> Task data:
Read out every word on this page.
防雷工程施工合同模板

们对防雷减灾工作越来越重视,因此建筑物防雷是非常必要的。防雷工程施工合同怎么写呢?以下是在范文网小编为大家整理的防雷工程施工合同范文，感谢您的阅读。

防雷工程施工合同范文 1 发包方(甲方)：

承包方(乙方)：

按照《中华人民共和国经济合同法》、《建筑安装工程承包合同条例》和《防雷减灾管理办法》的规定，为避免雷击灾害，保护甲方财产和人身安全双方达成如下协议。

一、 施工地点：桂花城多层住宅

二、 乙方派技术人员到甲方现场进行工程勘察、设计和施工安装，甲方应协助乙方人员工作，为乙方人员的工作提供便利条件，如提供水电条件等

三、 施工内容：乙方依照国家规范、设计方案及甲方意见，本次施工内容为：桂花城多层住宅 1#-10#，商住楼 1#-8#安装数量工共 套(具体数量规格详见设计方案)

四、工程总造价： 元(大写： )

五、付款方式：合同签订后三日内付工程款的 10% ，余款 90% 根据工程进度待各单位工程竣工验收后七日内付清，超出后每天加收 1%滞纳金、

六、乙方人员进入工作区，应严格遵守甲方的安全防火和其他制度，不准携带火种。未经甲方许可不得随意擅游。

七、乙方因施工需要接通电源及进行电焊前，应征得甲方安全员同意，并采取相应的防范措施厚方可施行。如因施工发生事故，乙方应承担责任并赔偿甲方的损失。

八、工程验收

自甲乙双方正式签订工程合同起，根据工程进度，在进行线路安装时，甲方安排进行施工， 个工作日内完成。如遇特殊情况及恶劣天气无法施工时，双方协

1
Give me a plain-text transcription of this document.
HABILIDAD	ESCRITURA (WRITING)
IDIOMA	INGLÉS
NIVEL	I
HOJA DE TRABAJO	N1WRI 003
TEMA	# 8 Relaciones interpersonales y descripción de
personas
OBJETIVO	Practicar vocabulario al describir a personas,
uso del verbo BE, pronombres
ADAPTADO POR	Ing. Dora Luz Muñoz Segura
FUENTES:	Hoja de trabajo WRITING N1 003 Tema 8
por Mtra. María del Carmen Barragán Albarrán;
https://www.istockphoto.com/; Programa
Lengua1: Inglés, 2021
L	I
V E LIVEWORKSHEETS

> Exercise requirements:
Extract the complete listing above, reproducing each line exactly.

> Worked answer:
Read out every word on this page.
防雷工程施工合同模板

们对防雷减灾工作越来越重视,因此建筑物防雷是非常必要的。防雷工程施工合同怎么写呢?以下是在范文网小编为大家整理的防雷工程施工合同范文，感谢您的阅读。

防雷工程施工合同范文 1 发包方(甲方)：

承包方(乙方)：

按照《中华人民共和国经济合同法》、《建筑安装工程承包合同条例》和《防雷减灾管理办法》的规定，为避免雷击灾害，保护甲方财产和人身安全双方达成如下协议。

一、 施工地点：桂花城多层住宅

二、 乙方派技术人员到甲方现场进行工程勘察、设计和施工安装，甲方应协助乙方人员工作，为乙方人员的工作提供便利条件，如提供水电条件等

三、 施工内容：乙方依照国家规范、设计方案及甲方意见，本次施工内容为：桂花城多层住宅 1#-10#，商住楼 1#-8#安装数量工共 套(具体数量规格详见设计方案)

四、工程总造价： 元(大写： )

五、付款方式：合同签订后三日内付工程款的 10% ，余款 90% 根据工程进度待各单位工程竣工验收后七日内付清，超出后每天加收 1%滞纳金、

六、乙方人员进入工作区，应严格遵守甲方的安全防火和其他制度，不准携带火种。未经甲方许可不得随意擅游。

七、乙方因施工需要接通电源及进行电焊前，应征得甲方安全员同意，并采取相应的防范措施厚方可施行。如因施工发生事故，乙方应承担责任并赔偿甲方的损失。

八、工程验收

自甲乙双方正式签订工程合同起，根据工程进度，在进行线路安装时，甲方安排进行施工， 个工作日内完成。如遇特殊情况及恶劣天气无法施工时，双方协

1
Give me a plain-text transcription of this document.
HABILIDAD	ESCRITURA (WRITING)
IDIOMA	INGLÉS
NIVEL	I
HOJA DE TRABAJO	N1WRI 003
TEMA	# 8 Relaciones interpersonales y descripción de
personas
OBJETIVO	Practicar vocabulario al describir a personas,
uso del verbo BE, pronombres
ADAPTADO POR	Ing. Dora Luz Muñoz Segura
FUENTES:	Hoja de trabajo WRITING N1 003 Tema 8
por Mtra. María del Carmen Barragán Albarrán;
https://www.istockphoto.com/; Programa
Lengua1: Inglés, 2021
L	I
V E LIVEWORKSHEETS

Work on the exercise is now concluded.